Exercise goal: Print all entries word for word.

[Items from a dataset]
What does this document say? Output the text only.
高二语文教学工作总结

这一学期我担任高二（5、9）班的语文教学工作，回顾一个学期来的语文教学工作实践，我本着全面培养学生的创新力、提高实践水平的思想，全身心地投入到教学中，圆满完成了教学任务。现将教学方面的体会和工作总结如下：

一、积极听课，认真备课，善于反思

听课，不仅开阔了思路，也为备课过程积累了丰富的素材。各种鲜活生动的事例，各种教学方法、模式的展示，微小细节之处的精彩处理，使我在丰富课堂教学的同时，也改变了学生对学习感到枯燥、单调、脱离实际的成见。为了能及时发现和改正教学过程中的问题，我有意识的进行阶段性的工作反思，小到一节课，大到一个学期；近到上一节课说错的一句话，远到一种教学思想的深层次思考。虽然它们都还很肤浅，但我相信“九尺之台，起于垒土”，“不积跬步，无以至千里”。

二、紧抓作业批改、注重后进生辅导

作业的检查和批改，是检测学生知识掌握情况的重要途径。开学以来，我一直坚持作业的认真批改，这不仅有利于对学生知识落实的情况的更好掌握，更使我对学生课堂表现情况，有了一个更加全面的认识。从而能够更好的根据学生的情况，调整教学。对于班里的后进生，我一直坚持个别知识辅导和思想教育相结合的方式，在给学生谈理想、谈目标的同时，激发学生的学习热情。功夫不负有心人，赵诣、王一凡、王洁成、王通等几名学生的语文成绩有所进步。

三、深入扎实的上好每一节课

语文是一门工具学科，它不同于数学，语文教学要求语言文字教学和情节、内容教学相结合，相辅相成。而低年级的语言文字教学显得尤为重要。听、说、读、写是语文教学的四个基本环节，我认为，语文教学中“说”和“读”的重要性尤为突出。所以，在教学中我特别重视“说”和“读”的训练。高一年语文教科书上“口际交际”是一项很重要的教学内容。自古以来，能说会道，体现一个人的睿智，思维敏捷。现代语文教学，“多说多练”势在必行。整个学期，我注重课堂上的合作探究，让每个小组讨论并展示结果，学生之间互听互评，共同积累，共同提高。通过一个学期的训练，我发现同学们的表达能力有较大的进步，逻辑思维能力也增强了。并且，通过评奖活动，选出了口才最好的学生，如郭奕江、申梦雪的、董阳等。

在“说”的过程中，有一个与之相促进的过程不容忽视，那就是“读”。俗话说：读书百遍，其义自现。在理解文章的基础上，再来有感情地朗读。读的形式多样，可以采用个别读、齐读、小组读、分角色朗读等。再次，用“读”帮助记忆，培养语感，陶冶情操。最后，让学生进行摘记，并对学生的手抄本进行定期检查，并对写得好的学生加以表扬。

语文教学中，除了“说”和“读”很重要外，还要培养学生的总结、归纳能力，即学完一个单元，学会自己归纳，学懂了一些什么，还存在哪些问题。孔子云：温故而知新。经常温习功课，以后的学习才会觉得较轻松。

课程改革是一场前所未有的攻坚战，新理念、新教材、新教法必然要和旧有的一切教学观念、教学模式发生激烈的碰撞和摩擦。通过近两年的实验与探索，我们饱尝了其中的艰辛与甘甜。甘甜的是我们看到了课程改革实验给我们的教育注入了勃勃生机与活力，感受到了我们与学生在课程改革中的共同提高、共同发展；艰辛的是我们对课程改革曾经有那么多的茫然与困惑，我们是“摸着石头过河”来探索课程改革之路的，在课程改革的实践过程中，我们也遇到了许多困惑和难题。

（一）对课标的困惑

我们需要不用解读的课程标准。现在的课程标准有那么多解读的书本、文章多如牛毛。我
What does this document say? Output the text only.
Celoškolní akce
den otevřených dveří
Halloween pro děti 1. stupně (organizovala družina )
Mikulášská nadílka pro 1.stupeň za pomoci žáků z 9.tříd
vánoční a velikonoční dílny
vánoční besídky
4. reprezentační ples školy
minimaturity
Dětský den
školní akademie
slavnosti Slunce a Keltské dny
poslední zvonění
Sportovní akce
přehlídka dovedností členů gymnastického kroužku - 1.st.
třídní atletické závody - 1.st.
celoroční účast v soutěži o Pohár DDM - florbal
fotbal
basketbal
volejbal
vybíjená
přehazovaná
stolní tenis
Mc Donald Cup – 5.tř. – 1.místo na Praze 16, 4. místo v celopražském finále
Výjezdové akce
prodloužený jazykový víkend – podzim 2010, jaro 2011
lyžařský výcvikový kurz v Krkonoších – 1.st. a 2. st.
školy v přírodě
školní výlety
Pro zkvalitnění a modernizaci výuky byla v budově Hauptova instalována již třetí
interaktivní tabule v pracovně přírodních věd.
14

Answer to this exercise:
What does this document say? Output the text only.
高二语文教学工作总结

这一学期我担任高二（5、9）班的语文教学工作，回顾一个学期来的语文教学工作实践，我本着全面培养学生的创新力、提高实践水平的思想，全身心地投入到教学中，圆满完成了教学任务。现将教学方面的体会和工作总结如下：

一、积极听课，认真备课，善于反思

听课，不仅开阔了思路，也为备课过程积累了丰富的素材。各种鲜活生动的事例，各种教学方法、模式的展示，微小细节之处的精彩处理，使我在丰富课堂教学的同时，也改变了学生对学习感到枯燥、单调、脱离实际的成见。为了能及时发现和改正教学过程中的问题，我有意识的进行阶段性的工作反思，小到一节课，大到一个学期；近到上一节课说错的一句话，远到一种教学思想的深层次思考。虽然它们都还很肤浅，但我相信“九尺之台，起于垒土”，“不积跬步，无以至千里”。

二、紧抓作业批改、注重后进生辅导

作业的检查和批改，是检测学生知识掌握情况的重要途径。开学以来，我一直坚持作业的认真批改，这不仅有利于对学生知识落实的情况的更好掌握，更使我对学生课堂表现情况，有了一个更加全面的认识。从而能够更好的根据学生的情况，调整教学。对于班里的后进生，我一直坚持个别知识辅导和思想教育相结合的方式，在给学生谈理想、谈目标的同时，激发学生的学习热情。功夫不负有心人，赵诣、王一凡、王洁成、王通等几名学生的语文成绩有所进步。

三、深入扎实的上好每一节课

语文是一门工具学科，它不同于数学，语文教学要求语言文字教学和情节、内容教学相结合，相辅相成。而低年级的语言文字教学显得尤为重要。听、说、读、写是语文教学的四个基本环节，我认为，语文教学中“说”和“读”的重要性尤为突出。所以，在教学中我特别重视“说”和“读”的训练。高一年语文教科书上“口际交际”是一项很重要的教学内容。自古以来，能说会道，体现一个人的睿智，思维敏捷。现代语文教学，“多说多练”势在必行。整个学期，我注重课堂上的合作探究，让每个小组讨论并展示结果，学生之间互听互评，共同积累，共同提高。通过一个学期的训练，我发现同学们的表达能力有较大的进步，逻辑思维能力也增强了。并且，通过评奖活动，选出了口才最好的学生，如郭奕江、申梦雪的、董阳等。

在“说”的过程中，有一个与之相促进的过程不容忽视，那就是“读”。俗话说：读书百遍，其义自现。在理解文章的基础上，再来有感情地朗读。读的形式多样，可以采用个别读、齐读、小组读、分角色朗读等。再次，用“读”帮助记忆，培养语感，陶冶情操。最后，让学生进行摘记，并对学生的手抄本进行定期检查，并对写得好的学生加以表扬。

语文教学中，除了“说”和“读”很重要外，还要培养学生的总结、归纳能力，即学完一个单元，学会自己归纳，学懂了一些什么，还存在哪些问题。孔子云：温故而知新。经常温习功课，以后的学习才会觉得较轻松。

课程改革是一场前所未有的攻坚战，新理念、新教材、新教法必然要和旧有的一切教学观念、教学模式发生激烈的碰撞和摩擦。通过近两年的实验与探索，我们饱尝了其中的艰辛与甘甜。甘甜的是我们看到了课程改革实验给我们的教育注入了勃勃生机与活力，感受到了我们与学生在课程改革中的共同提高、共同发展；艰辛的是我们对课程改革曾经有那么多的茫然与困惑，我们是“摸着石头过河”来探索课程改革之路的，在课程改革的实践过程中，我们也遇到了许多困惑和难题。

（一）对课标的困惑

我们需要不用解读的课程标准。现在的课程标准有那么多解读的书本、文章多如牛毛。我
What does this document say? Output the text only.
Celoškolní akce
den otevřených dveří
Halloween pro děti 1. stupně (organizovala družina )
Mikulášská nadílka pro 1.stupeň za pomoci žáků z 9.tříd
vánoční a velikonoční dílny
vánoční besídky
4. reprezentační ples školy
minimaturity
Dětský den
školní akademie
slavnosti Slunce a Keltské dny
poslední zvonění
Sportovní akce
přehlídka dovedností členů gymnastického kroužku - 1.st.
třídní atletické závody - 1.st.
celoroční účast v soutěži o Pohár DDM - florbal
fotbal
basketbal
volejbal
vybíjená
přehazovaná
stolní tenis
Mc Donald Cup – 5.tř. – 1.místo na Praze 16, 4. místo v celopražském finále
Výjezdové akce
prodloužený jazykový víkend – podzim 2010, jaro 2011
lyžařský výcvikový kurz v Krkonoších – 1.st. a 2. st.
školy v přírodě
školní výlety
Pro zkvalitnění a modernizaci výuky byla v budově Hauptova instalována již třetí
interaktivní tabule v pracovně přírodních věd.
14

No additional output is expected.